-------- RAW DATA --------

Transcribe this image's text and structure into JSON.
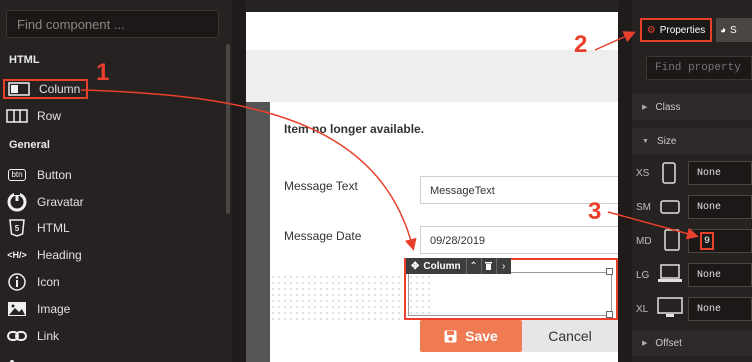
{
  "sidebar": {
    "search_placeholder": "Find component ...",
    "sections": [
      "HTML",
      "General"
    ],
    "html_items": [
      {
        "label": "Column",
        "icon": "column-icon",
        "selected": true
      },
      {
        "label": "Row",
        "icon": "row-icon",
        "selected": false
      }
    ],
    "general_items": [
      {
        "label": "Button",
        "icon": "btn-icon"
      },
      {
        "label": "Gravatar",
        "icon": "gravatar-icon"
      },
      {
        "label": "HTML",
        "icon": "html5-icon"
      },
      {
        "label": "Heading",
        "icon": "heading-icon"
      },
      {
        "label": "Icon",
        "icon": "info-icon"
      },
      {
        "label": "Image",
        "icon": "image-icon"
      },
      {
        "label": "Link",
        "icon": "link-icon"
      }
    ],
    "btn_icon_text": "btn",
    "heading_icon_text": "<H/>"
  },
  "canvas": {
    "notice": "Item no longer available.",
    "message_text_label": "Message Text",
    "message_text_value": "MessageText",
    "message_date_label": "Message Date",
    "message_date_value": "09/28/2019",
    "column_toolbar_label": "Column",
    "save_label": "Save",
    "cancel_label": "Cancel"
  },
  "properties": {
    "tab_label": "Properties",
    "second_tab_label": "S",
    "search_placeholder": "Find property ...",
    "class_label": "Class",
    "size_label": "Size",
    "offset_label": "Offset",
    "sizes": [
      {
        "label": "XS",
        "value": "None"
      },
      {
        "label": "SM",
        "value": "None"
      },
      {
        "label": "MD",
        "value": "9"
      },
      {
        "label": "LG",
        "value": "None"
      },
      {
        "label": "XL",
        "value": "None"
      }
    ]
  },
  "annotations": [
    "1",
    "2",
    "3"
  ],
  "colors": {
    "accent": "#e8402c",
    "save": "#f07a52",
    "panel": "#262221"
  }
}
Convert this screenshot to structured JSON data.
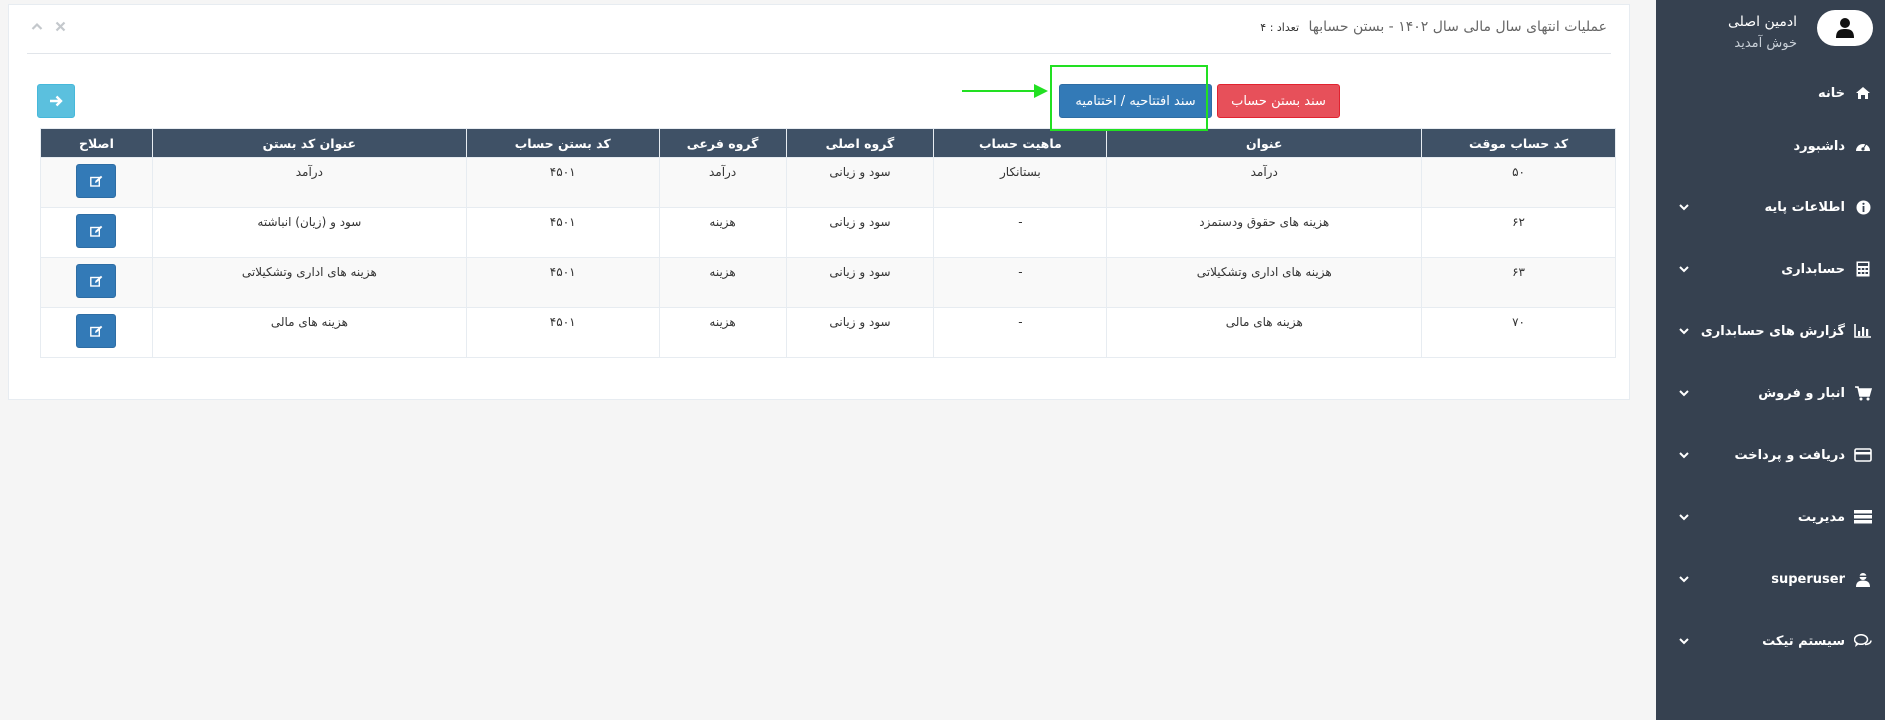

--------

*WHAT THE EXERCISE ASKS:*
Without the pictures, transcribe the listing above exactly.

*SOLUTION TO THE PROBLEM:*
Transcribe this image's text and structure into JSON.
{
  "sidebar": {
    "search_placeholder": "Find component ...",
    "sections": [
      "HTML",
      "General"
    ],
    "html_items": [
      {
        "label": "Column",
        "icon": "column-icon",
        "selected": true
      },
      {
        "label": "Row",
        "icon": "row-icon",
        "selected": false
      }
    ],
    "general_items": [
      {
        "label": "Button",
        "icon": "btn-icon"
      },
      {
        "label": "Gravatar",
        "icon": "gravatar-icon"
      },
      {
        "label": "HTML",
        "icon": "html5-icon"
      },
      {
        "label": "Heading",
        "icon": "heading-icon"
      },
      {
        "label": "Icon",
        "icon": "info-icon"
      },
      {
        "label": "Image",
        "icon": "image-icon"
      },
      {
        "label": "Link",
        "icon": "link-icon"
      }
    ],
    "btn_icon_text": "btn",
    "heading_icon_text": "<H/>"
  },
  "canvas": {
    "notice": "Item no longer available.",
    "message_text_label": "Message Text",
    "message_text_value": "MessageText",
    "message_date_label": "Message Date",
    "message_date_value": "09/28/2019",
    "column_toolbar_label": "Column",
    "save_label": "Save",
    "cancel_label": "Cancel"
  },
  "properties": {
    "tab_label": "Properties",
    "second_tab_label": "S",
    "search_placeholder": "Find property ...",
    "class_label": "Class",
    "size_label": "Size",
    "offset_label": "Offset",
    "sizes": [
      {
        "label": "XS",
        "value": "None"
      },
      {
        "label": "SM",
        "value": "None"
      },
      {
        "label": "MD",
        "value": "9"
      },
      {
        "label": "LG",
        "value": "None"
      },
      {
        "label": "XL",
        "value": "None"
      }
    ]
  },
  "annotations": [
    "1",
    "2",
    "3"
  ],
  "colors": {
    "accent": "#e8402c",
    "save": "#f07a52",
    "panel": "#262221"
  }
}
Convert this screenshot to structured JSON data.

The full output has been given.